## START

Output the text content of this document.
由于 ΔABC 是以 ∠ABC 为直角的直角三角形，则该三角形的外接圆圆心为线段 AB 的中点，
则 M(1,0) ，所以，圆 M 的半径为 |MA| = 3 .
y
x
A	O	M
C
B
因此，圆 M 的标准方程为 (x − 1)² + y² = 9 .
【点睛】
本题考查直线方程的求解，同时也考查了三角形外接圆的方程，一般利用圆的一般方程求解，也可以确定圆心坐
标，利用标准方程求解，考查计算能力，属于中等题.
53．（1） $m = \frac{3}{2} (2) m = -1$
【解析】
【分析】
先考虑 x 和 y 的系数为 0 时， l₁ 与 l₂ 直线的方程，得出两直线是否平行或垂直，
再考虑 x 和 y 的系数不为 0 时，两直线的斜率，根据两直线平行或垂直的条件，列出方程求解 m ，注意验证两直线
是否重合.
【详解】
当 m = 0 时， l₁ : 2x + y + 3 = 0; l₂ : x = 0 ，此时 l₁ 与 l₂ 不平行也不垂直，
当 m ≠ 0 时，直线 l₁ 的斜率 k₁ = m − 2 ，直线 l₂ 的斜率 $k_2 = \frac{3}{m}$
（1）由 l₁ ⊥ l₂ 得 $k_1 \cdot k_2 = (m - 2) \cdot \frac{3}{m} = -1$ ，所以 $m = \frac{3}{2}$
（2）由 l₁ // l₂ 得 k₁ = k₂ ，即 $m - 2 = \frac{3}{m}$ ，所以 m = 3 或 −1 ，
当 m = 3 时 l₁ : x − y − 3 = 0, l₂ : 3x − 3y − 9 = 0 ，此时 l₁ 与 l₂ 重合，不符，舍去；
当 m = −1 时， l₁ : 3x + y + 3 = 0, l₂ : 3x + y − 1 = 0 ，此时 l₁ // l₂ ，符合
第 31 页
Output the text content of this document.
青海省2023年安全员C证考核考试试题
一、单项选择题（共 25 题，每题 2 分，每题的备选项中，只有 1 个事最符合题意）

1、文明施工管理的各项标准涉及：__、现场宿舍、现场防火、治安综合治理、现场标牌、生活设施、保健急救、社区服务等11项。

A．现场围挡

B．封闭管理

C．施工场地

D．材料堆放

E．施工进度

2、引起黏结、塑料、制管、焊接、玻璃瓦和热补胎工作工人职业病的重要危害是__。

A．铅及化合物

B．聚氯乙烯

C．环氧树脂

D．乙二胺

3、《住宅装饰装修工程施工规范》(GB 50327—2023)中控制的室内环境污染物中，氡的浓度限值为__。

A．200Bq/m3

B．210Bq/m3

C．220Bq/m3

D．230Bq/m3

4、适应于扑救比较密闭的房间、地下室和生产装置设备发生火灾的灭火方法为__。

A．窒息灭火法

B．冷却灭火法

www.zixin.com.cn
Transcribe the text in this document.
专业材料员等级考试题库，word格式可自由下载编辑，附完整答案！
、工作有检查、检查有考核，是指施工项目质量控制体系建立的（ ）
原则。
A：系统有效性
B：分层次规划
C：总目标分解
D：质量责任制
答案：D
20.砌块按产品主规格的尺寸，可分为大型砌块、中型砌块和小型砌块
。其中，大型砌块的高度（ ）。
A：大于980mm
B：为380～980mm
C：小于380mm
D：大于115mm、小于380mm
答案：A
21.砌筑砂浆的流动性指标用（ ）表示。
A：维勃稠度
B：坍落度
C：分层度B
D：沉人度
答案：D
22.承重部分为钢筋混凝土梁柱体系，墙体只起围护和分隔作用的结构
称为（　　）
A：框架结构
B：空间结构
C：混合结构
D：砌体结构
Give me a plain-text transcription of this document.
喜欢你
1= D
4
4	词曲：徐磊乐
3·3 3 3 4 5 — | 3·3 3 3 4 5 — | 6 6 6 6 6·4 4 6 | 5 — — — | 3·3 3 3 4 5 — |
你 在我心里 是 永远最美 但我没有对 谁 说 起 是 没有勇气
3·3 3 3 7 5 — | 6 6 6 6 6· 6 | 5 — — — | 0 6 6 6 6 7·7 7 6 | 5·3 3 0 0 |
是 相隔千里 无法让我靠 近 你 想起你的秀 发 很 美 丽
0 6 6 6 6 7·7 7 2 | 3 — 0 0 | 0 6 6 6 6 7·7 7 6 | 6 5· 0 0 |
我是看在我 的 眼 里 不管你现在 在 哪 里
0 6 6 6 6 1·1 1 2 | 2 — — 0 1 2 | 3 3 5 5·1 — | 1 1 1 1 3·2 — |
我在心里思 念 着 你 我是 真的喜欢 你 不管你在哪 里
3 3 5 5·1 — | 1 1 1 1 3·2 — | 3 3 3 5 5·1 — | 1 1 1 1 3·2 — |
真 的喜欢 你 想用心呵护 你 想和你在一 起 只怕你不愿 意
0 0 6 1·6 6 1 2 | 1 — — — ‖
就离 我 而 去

## END

Gather and copy every line of the data in which the string "text" is found.

Output the text content of this document.
Output the text content of this document.
Transcribe the text in this document.
Give me a plain-text transcription of this document.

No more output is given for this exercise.